### Supplied data
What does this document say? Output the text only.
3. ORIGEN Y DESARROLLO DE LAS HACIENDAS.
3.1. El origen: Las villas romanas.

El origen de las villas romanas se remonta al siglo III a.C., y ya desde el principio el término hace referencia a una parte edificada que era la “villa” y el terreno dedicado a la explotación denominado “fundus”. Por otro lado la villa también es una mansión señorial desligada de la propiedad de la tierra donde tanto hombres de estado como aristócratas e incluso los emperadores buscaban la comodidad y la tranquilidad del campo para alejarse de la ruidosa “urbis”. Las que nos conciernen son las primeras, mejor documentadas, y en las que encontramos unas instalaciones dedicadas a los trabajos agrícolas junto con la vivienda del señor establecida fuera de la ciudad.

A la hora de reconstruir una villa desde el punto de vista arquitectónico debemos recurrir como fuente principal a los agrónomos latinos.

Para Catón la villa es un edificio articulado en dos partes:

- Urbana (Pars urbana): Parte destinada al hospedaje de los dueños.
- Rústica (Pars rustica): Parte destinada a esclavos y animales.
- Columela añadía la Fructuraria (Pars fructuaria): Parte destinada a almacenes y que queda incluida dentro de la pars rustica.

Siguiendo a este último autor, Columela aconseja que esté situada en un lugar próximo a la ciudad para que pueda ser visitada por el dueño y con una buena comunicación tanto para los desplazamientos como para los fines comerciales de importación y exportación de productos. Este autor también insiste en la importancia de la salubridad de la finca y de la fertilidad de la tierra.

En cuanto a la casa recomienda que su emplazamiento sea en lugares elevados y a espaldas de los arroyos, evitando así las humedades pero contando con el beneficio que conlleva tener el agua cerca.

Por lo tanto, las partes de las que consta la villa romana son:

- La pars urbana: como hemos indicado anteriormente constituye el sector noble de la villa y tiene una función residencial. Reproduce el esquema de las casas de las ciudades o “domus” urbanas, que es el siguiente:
######
● Task
Each entry must be reproduced verbatim.

● Task response
What does this document say? Output the text only.
3. ORIGEN Y DESARROLLO DE LAS HACIENDAS.
3.1. El origen: Las villas romanas.

El origen de las villas romanas se remonta al siglo III a.C., y ya desde el principio el término hace referencia a una parte edificada que era la “villa” y el terreno dedicado a la explotación denominado “fundus”. Por otro lado la villa también es una mansión señorial desligada de la propiedad de la tierra donde tanto hombres de estado como aristócratas e incluso los emperadores buscaban la comodidad y la tranquilidad del campo para alejarse de la ruidosa “urbis”. Las que nos conciernen son las primeras, mejor documentadas, y en las que encontramos unas instalaciones dedicadas a los trabajos agrícolas junto con la vivienda del señor establecida fuera de la ciudad.

A la hora de reconstruir una villa desde el punto de vista arquitectónico debemos recurrir como fuente principal a los agrónomos latinos.

Para Catón la villa es un edificio articulado en dos partes:

- Urbana (Pars urbana): Parte destinada al hospedaje de los dueños.
- Rústica (Pars rustica): Parte destinada a esclavos y animales.
- Columela añadía la Fructuraria (Pars fructuaria): Parte destinada a almacenes y que queda incluida dentro de la pars rustica.

Siguiendo a este último autor, Columela aconseja que esté situada en un lugar próximo a la ciudad para que pueda ser visitada por el dueño y con una buena comunicación tanto para los desplazamientos como para los fines comerciales de importación y exportación de productos. Este autor también insiste en la importancia de la salubridad de la finca y de la fertilidad de la tierra.

En cuanto a la casa recomienda que su emplazamiento sea en lugares elevados y a espaldas de los arroyos, evitando así las humedades pero contando con el beneficio que conlleva tener el agua cerca.

Por lo tanto, las partes de las que consta la villa romana son:

- La pars urbana: como hemos indicado anteriormente constituye el sector noble de la villa y tiene una función residencial. Reproduce el esquema de las casas de las ciudades o “domus” urbanas, que es el siguiente:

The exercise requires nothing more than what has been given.